> [Material]:
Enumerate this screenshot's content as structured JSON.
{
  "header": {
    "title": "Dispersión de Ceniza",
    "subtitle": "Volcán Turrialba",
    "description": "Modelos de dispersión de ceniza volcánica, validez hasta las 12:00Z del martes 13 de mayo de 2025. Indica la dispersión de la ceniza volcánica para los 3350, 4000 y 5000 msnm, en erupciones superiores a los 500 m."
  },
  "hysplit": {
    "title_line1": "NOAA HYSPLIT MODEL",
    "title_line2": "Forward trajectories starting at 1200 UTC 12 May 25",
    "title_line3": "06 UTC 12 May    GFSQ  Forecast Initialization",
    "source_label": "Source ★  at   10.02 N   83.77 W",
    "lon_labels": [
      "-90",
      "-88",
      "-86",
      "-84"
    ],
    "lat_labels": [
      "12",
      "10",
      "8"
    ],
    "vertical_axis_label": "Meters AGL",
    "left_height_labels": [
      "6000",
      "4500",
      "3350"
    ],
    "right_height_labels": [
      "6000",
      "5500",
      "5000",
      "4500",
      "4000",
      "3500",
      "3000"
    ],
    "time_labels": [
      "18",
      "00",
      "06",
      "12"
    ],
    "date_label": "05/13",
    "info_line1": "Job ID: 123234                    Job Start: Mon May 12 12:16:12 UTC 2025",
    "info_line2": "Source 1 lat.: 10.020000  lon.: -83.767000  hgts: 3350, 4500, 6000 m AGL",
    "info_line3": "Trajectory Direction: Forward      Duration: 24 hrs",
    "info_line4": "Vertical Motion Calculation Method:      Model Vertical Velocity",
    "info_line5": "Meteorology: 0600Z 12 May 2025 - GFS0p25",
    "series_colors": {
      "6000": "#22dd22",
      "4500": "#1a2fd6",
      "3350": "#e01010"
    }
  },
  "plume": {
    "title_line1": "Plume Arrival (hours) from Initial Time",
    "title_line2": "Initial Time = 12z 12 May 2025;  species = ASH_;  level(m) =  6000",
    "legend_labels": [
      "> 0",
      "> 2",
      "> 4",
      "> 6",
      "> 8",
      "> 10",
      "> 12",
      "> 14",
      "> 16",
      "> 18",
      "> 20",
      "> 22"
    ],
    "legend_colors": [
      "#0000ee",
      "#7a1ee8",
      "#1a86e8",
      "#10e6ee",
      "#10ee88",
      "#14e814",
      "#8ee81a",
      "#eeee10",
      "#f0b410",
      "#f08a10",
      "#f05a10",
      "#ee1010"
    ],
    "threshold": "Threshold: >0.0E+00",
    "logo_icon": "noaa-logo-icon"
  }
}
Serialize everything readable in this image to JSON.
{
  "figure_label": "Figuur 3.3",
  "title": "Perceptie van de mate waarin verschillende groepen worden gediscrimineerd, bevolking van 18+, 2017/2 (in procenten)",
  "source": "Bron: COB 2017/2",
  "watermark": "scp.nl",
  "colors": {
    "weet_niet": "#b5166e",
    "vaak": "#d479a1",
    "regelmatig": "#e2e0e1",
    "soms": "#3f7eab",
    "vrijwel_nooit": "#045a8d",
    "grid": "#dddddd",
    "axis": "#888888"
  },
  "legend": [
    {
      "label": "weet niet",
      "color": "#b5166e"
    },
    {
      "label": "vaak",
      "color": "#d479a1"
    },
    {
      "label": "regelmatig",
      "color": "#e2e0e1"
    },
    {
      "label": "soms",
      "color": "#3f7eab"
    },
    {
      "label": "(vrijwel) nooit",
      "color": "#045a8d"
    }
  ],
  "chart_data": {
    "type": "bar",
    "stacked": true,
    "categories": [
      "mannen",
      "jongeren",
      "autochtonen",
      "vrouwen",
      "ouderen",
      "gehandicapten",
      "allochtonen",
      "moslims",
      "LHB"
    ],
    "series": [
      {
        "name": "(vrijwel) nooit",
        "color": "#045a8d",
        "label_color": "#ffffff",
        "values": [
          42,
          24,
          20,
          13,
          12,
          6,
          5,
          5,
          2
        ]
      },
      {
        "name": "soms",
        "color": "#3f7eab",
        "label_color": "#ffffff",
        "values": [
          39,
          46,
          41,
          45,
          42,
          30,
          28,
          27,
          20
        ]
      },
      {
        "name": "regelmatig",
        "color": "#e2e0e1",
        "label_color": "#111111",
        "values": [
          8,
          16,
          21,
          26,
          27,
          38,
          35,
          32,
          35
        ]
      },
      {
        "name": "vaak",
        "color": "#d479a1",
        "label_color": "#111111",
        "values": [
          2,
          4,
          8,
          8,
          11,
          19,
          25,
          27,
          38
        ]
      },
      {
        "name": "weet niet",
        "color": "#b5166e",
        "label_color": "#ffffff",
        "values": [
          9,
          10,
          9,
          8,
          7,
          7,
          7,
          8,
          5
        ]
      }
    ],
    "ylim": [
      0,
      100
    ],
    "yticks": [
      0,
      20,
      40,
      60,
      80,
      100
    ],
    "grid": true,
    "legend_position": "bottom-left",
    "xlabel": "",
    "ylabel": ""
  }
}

> [What to do]:
Print the material once more, exactly.

> [Exercise output]:
Enumerate this screenshot's content as structured JSON.
{
  "header": {
    "title": "Dispersión de Ceniza",
    "subtitle": "Volcán Turrialba",
    "description": "Modelos de dispersión de ceniza volcánica, validez hasta las 12:00Z del martes 13 de mayo de 2025. Indica la dispersión de la ceniza volcánica para los 3350, 4000 y 5000 msnm, en erupciones superiores a los 500 m."
  },
  "hysplit": {
    "title_line1": "NOAA HYSPLIT MODEL",
    "title_line2": "Forward trajectories starting at 1200 UTC 12 May 25",
    "title_line3": "06 UTC 12 May    GFSQ  Forecast Initialization",
    "source_label": "Source ★  at   10.02 N   83.77 W",
    "lon_labels": [
      "-90",
      "-88",
      "-86",
      "-84"
    ],
    "lat_labels": [
      "12",
      "10",
      "8"
    ],
    "vertical_axis_label": "Meters AGL",
    "left_height_labels": [
      "6000",
      "4500",
      "3350"
    ],
    "right_height_labels": [
      "6000",
      "5500",
      "5000",
      "4500",
      "4000",
      "3500",
      "3000"
    ],
    "time_labels": [
      "18",
      "00",
      "06",
      "12"
    ],
    "date_label": "05/13",
    "info_line1": "Job ID: 123234                    Job Start: Mon May 12 12:16:12 UTC 2025",
    "info_line2": "Source 1 lat.: 10.020000  lon.: -83.767000  hgts: 3350, 4500, 6000 m AGL",
    "info_line3": "Trajectory Direction: Forward      Duration: 24 hrs",
    "info_line4": "Vertical Motion Calculation Method:      Model Vertical Velocity",
    "info_line5": "Meteorology: 0600Z 12 May 2025 - GFS0p25",
    "series_colors": {
      "6000": "#22dd22",
      "4500": "#1a2fd6",
      "3350": "#e01010"
    }
  },
  "plume": {
    "title_line1": "Plume Arrival (hours) from Initial Time",
    "title_line2": "Initial Time = 12z 12 May 2025;  species = ASH_;  level(m) =  6000",
    "legend_labels": [
      "> 0",
      "> 2",
      "> 4",
      "> 6",
      "> 8",
      "> 10",
      "> 12",
      "> 14",
      "> 16",
      "> 18",
      "> 20",
      "> 22"
    ],
    "legend_colors": [
      "#0000ee",
      "#7a1ee8",
      "#1a86e8",
      "#10e6ee",
      "#10ee88",
      "#14e814",
      "#8ee81a",
      "#eeee10",
      "#f0b410",
      "#f08a10",
      "#f05a10",
      "#ee1010"
    ],
    "threshold": "Threshold: >0.0E+00",
    "logo_icon": "noaa-logo-icon"
  }
}
Serialize everything readable in this image to JSON.
{
  "figure_label": "Figuur 3.3",
  "title": "Perceptie van de mate waarin verschillende groepen worden gediscrimineerd, bevolking van 18+, 2017/2 (in procenten)",
  "source": "Bron: COB 2017/2",
  "watermark": "scp.nl",
  "colors": {
    "weet_niet": "#b5166e",
    "vaak": "#d479a1",
    "regelmatig": "#e2e0e1",
    "soms": "#3f7eab",
    "vrijwel_nooit": "#045a8d",
    "grid": "#dddddd",
    "axis": "#888888"
  },
  "legend": [
    {
      "label": "weet niet",
      "color": "#b5166e"
    },
    {
      "label": "vaak",
      "color": "#d479a1"
    },
    {
      "label": "regelmatig",
      "color": "#e2e0e1"
    },
    {
      "label": "soms",
      "color": "#3f7eab"
    },
    {
      "label": "(vrijwel) nooit",
      "color": "#045a8d"
    }
  ],
  "chart_data": {
    "type": "bar",
    "stacked": true,
    "categories": [
      "mannen",
      "jongeren",
      "autochtonen",
      "vrouwen",
      "ouderen",
      "gehandicapten",
      "allochtonen",
      "moslims",
      "LHB"
    ],
    "series": [
      {
        "name": "(vrijwel) nooit",
        "color": "#045a8d",
        "label_color": "#ffffff",
        "values": [
          42,
          24,
          20,
          13,
          12,
          6,
          5,
          5,
          2
        ]
      },
      {
        "name": "soms",
        "color": "#3f7eab",
        "label_color": "#ffffff",
        "values": [
          39,
          46,
          41,
          45,
          42,
          30,
          28,
          27,
          20
        ]
      },
      {
        "name": "regelmatig",
        "color": "#e2e0e1",
        "label_color": "#111111",
        "values": [
          8,
          16,
          21,
          26,
          27,
          38,
          35,
          32,
          35
        ]
      },
      {
        "name": "vaak",
        "color": "#d479a1",
        "label_color": "#111111",
        "values": [
          2,
          4,
          8,
          8,
          11,
          19,
          25,
          27,
          38
        ]
      },
      {
        "name": "weet niet",
        "color": "#b5166e",
        "label_color": "#ffffff",
        "values": [
          9,
          10,
          9,
          8,
          7,
          7,
          7,
          8,
          5
        ]
      }
    ],
    "ylim": [
      0,
      100
    ],
    "yticks": [
      0,
      20,
      40,
      60,
      80,
      100
    ],
    "grid": true,
    "legend_position": "bottom-left",
    "xlabel": "",
    "ylabel": ""
  }
}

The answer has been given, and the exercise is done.